**Extrait de page:**
Certes je ne souhaite pas qu’on la joue, mais enfin cela ne dépend pas de nous. Je voudrais seulement que nous cessions de jouer le rôle de l’homme brave qui se sent à la merci d’un spadassin, et qui ne songe qu’à mourir proprement. Le spadassin compte là-dessus. Il crée fort habilement une espèce de terreur sans lâcheté aucune, mais qui use la résistance ; il ne nous touche pas autant qu’il croit ; mais il agit sur notre élite, que je vois un peu trop pessimiste comme si elle avait charge de mourir, non de combattre et de vaincre. Or je crois qu’elle saurait mourir ; mais le peuple vivra et vaincra.

CXXX

Comme je réfléchissais de nouveau au sujet du beau livre de Jaurès sur l’Armée Nouvelle, j’en vins à me dire que toutes nos idées, sans exception, sur la Patrie et la Guerre, doivent être refaites à neuf. Car voici la doctrine traditionnelle, du moins dans ses principaux articles.

**À faire:** Recopiez en entier l'extrait de page ci-dessus, sans rien y changer.

(Partie d'un fichier de données)
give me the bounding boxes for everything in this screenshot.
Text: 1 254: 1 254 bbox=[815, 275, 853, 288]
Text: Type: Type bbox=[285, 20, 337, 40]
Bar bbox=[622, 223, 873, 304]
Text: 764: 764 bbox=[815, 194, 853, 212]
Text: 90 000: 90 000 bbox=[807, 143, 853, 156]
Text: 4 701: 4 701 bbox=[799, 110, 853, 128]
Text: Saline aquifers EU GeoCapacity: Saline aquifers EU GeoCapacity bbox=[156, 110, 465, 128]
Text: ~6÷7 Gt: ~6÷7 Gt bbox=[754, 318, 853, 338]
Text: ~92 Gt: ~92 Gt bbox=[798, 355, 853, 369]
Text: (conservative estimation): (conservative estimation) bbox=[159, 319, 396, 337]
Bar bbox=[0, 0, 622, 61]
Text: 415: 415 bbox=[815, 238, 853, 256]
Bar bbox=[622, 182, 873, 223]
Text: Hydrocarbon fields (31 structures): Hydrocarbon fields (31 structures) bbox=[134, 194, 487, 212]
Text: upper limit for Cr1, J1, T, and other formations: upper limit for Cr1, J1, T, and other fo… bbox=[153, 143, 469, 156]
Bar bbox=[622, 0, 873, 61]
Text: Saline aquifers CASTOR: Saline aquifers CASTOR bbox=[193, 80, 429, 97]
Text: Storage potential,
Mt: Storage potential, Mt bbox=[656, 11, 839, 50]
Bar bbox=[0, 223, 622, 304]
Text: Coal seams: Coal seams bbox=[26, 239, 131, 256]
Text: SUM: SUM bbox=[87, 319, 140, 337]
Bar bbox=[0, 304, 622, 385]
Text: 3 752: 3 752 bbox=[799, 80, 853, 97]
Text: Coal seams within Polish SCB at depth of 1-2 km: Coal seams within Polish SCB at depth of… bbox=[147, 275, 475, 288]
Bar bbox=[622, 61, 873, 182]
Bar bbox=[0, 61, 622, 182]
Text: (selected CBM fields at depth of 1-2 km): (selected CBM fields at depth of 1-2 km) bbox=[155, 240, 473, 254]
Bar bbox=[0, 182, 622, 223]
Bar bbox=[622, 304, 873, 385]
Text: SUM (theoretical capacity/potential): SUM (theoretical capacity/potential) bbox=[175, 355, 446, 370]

**Résultat:**
Certes je ne souhaite pas qu’on la joue, mais enfin cela ne dépend pas de nous. Je voudrais seulement que nous cessions de jouer le rôle de l’homme brave qui se sent à la merci d’un spadassin, et qui ne songe qu’à mourir proprement. Le spadassin compte là-dessus. Il crée fort habilement une espèce de terreur sans lâcheté aucune, mais qui use la résistance ; il ne nous touche pas autant qu’il croit ; mais il agit sur notre élite, que je vois un peu trop pessimiste comme si elle avait charge de mourir, non de combattre et de vaincre. Or je crois qu’elle saurait mourir ; mais le peuple vivra et vaincra.

CXXX

Comme je réfléchissais de nouveau au sujet du beau livre de Jaurès sur l’Armée Nouvelle, j’en vins à me dire que toutes nos idées, sans exception, sur la Patrie et la Guerre, doivent être refaites à neuf. Car voici la doctrine traditionnelle, du moins dans ses principaux articles.